▶ _Set exercise_
Go through the records and give each one again exactly.

━━━ Given records ━━━

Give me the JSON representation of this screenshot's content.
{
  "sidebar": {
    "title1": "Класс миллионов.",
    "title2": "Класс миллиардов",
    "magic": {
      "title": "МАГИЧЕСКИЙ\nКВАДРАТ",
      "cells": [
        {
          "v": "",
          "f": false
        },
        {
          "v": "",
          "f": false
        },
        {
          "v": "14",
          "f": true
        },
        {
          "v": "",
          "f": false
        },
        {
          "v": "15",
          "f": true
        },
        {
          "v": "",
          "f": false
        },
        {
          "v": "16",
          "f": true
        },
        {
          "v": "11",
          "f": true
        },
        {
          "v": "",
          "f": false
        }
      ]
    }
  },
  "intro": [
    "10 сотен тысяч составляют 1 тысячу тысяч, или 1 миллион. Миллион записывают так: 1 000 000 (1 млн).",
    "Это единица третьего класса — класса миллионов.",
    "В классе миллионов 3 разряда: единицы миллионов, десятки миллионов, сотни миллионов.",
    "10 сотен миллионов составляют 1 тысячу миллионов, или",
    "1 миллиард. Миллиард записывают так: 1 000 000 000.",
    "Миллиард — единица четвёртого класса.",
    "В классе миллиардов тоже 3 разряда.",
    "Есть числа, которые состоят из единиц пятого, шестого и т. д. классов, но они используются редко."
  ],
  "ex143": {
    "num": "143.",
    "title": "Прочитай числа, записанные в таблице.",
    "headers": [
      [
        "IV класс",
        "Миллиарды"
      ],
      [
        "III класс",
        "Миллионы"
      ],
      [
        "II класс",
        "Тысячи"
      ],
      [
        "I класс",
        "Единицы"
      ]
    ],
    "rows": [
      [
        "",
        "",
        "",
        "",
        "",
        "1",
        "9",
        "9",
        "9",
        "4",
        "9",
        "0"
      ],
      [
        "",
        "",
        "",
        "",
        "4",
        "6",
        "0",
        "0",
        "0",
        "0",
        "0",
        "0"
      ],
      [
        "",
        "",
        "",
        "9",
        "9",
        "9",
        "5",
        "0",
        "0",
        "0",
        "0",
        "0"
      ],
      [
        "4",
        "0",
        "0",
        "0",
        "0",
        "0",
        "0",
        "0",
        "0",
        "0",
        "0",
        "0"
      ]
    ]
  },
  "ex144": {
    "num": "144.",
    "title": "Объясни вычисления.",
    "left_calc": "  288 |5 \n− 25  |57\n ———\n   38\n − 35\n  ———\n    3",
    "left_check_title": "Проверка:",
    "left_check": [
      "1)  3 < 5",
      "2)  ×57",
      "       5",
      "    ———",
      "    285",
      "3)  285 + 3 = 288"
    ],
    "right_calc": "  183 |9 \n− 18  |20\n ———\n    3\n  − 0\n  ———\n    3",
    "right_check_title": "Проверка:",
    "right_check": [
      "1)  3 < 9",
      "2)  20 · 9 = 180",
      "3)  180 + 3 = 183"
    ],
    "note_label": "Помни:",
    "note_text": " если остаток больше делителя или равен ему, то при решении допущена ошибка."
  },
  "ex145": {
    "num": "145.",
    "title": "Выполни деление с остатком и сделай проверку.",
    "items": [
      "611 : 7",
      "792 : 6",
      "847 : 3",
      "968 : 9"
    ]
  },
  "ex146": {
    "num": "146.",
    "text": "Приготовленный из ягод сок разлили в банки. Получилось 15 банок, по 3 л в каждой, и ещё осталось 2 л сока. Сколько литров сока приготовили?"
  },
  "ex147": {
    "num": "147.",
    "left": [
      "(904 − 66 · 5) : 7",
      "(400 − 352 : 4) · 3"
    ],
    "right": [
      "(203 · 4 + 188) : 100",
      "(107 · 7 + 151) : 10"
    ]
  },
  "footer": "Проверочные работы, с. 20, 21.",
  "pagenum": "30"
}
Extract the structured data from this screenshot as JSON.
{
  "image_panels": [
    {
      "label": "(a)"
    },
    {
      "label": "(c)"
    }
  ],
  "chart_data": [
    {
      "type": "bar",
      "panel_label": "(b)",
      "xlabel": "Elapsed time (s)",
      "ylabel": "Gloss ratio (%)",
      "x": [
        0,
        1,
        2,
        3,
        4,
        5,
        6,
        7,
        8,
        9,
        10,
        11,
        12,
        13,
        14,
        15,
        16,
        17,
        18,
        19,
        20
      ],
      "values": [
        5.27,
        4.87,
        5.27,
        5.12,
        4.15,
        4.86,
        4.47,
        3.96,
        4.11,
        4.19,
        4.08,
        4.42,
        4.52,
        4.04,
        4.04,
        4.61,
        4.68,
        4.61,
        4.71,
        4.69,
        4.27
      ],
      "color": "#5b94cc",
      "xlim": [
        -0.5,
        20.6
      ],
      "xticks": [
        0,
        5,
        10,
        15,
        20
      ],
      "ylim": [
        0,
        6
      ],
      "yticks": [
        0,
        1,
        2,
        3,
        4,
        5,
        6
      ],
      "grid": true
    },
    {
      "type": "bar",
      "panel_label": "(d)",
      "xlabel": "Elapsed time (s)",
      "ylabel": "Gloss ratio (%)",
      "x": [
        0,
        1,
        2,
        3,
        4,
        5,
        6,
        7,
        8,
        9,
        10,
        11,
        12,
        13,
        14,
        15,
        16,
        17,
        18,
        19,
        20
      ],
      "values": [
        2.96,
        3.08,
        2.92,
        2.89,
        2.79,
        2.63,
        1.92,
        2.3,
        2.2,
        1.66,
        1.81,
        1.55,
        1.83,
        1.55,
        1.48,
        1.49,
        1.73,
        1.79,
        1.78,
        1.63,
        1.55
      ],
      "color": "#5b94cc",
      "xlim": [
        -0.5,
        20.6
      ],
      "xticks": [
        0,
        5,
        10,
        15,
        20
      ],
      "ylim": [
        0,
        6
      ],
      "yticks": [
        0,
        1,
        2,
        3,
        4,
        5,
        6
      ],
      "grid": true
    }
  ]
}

━━━

▶ _Solution to the problem_
Give me the JSON representation of this screenshot's content.
{
  "sidebar": {
    "title1": "Класс миллионов.",
    "title2": "Класс миллиардов",
    "magic": {
      "title": "МАГИЧЕСКИЙ\nКВАДРАТ",
      "cells": [
        {
          "v": "",
          "f": false
        },
        {
          "v": "",
          "f": false
        },
        {
          "v": "14",
          "f": true
        },
        {
          "v": "",
          "f": false
        },
        {
          "v": "15",
          "f": true
        },
        {
          "v": "",
          "f": false
        },
        {
          "v": "16",
          "f": true
        },
        {
          "v": "11",
          "f": true
        },
        {
          "v": "",
          "f": false
        }
      ]
    }
  },
  "intro": [
    "10 сотен тысяч составляют 1 тысячу тысяч, или 1 миллион. Миллион записывают так: 1 000 000 (1 млн).",
    "Это единица третьего класса — класса миллионов.",
    "В классе миллионов 3 разряда: единицы миллионов, десятки миллионов, сотни миллионов.",
    "10 сотен миллионов составляют 1 тысячу миллионов, или",
    "1 миллиард. Миллиард записывают так: 1 000 000 000.",
    "Миллиард — единица четвёртого класса.",
    "В классе миллиардов тоже 3 разряда.",
    "Есть числа, которые состоят из единиц пятого, шестого и т. д. классов, но они используются редко."
  ],
  "ex143": {
    "num": "143.",
    "title": "Прочитай числа, записанные в таблице.",
    "headers": [
      [
        "IV класс",
        "Миллиарды"
      ],
      [
        "III класс",
        "Миллионы"
      ],
      [
        "II класс",
        "Тысячи"
      ],
      [
        "I класс",
        "Единицы"
      ]
    ],
    "rows": [
      [
        "",
        "",
        "",
        "",
        "",
        "1",
        "9",
        "9",
        "9",
        "4",
        "9",
        "0"
      ],
      [
        "",
        "",
        "",
        "",
        "4",
        "6",
        "0",
        "0",
        "0",
        "0",
        "0",
        "0"
      ],
      [
        "",
        "",
        "",
        "9",
        "9",
        "9",
        "5",
        "0",
        "0",
        "0",
        "0",
        "0"
      ],
      [
        "4",
        "0",
        "0",
        "0",
        "0",
        "0",
        "0",
        "0",
        "0",
        "0",
        "0",
        "0"
      ]
    ]
  },
  "ex144": {
    "num": "144.",
    "title": "Объясни вычисления.",
    "left_calc": "  288 |5 \n− 25  |57\n ———\n   38\n − 35\n  ———\n    3",
    "left_check_title": "Проверка:",
    "left_check": [
      "1)  3 < 5",
      "2)  ×57",
      "       5",
      "    ———",
      "    285",
      "3)  285 + 3 = 288"
    ],
    "right_calc": "  183 |9 \n− 18  |20\n ———\n    3\n  − 0\n  ———\n    3",
    "right_check_title": "Проверка:",
    "right_check": [
      "1)  3 < 9",
      "2)  20 · 9 = 180",
      "3)  180 + 3 = 183"
    ],
    "note_label": "Помни:",
    "note_text": " если остаток больше делителя или равен ему, то при решении допущена ошибка."
  },
  "ex145": {
    "num": "145.",
    "title": "Выполни деление с остатком и сделай проверку.",
    "items": [
      "611 : 7",
      "792 : 6",
      "847 : 3",
      "968 : 9"
    ]
  },
  "ex146": {
    "num": "146.",
    "text": "Приготовленный из ягод сок разлили в банки. Получилось 15 банок, по 3 л в каждой, и ещё осталось 2 л сока. Сколько литров сока приготовили?"
  },
  "ex147": {
    "num": "147.",
    "left": [
      "(904 − 66 · 5) : 7",
      "(400 − 352 : 4) · 3"
    ],
    "right": [
      "(203 · 4 + 188) : 100",
      "(107 · 7 + 151) : 10"
    ]
  },
  "footer": "Проверочные работы, с. 20, 21.",
  "pagenum": "30"
}
Extract the structured data from this screenshot as JSON.
{
  "image_panels": [
    {
      "label": "(a)"
    },
    {
      "label": "(c)"
    }
  ],
  "chart_data": [
    {
      "type": "bar",
      "panel_label": "(b)",
      "xlabel": "Elapsed time (s)",
      "ylabel": "Gloss ratio (%)",
      "x": [
        0,
        1,
        2,
        3,
        4,
        5,
        6,
        7,
        8,
        9,
        10,
        11,
        12,
        13,
        14,
        15,
        16,
        17,
        18,
        19,
        20
      ],
      "values": [
        5.27,
        4.87,
        5.27,
        5.12,
        4.15,
        4.86,
        4.47,
        3.96,
        4.11,
        4.19,
        4.08,
        4.42,
        4.52,
        4.04,
        4.04,
        4.61,
        4.68,
        4.61,
        4.71,
        4.69,
        4.27
      ],
      "color": "#5b94cc",
      "xlim": [
        -0.5,
        20.6
      ],
      "xticks": [
        0,
        5,
        10,
        15,
        20
      ],
      "ylim": [
        0,
        6
      ],
      "yticks": [
        0,
        1,
        2,
        3,
        4,
        5,
        6
      ],
      "grid": true
    },
    {
      "type": "bar",
      "panel_label": "(d)",
      "xlabel": "Elapsed time (s)",
      "ylabel": "Gloss ratio (%)",
      "x": [
        0,
        1,
        2,
        3,
        4,
        5,
        6,
        7,
        8,
        9,
        10,
        11,
        12,
        13,
        14,
        15,
        16,
        17,
        18,
        19,
        20
      ],
      "values": [
        2.96,
        3.08,
        2.92,
        2.89,
        2.79,
        2.63,
        1.92,
        2.3,
        2.2,
        1.66,
        1.81,
        1.55,
        1.83,
        1.55,
        1.48,
        1.49,
        1.73,
        1.79,
        1.78,
        1.63,
        1.55
      ],
      "color": "#5b94cc",
      "xlim": [
        -0.5,
        20.6
      ],
      "xticks": [
        0,
        5,
        10,
        15,
        20
      ],
      "ylim": [
        0,
        6
      ],
      "yticks": [
        0,
        1,
        2,
        3,
        4,
        5,
        6
      ],
      "grid": true
    }
  ]
}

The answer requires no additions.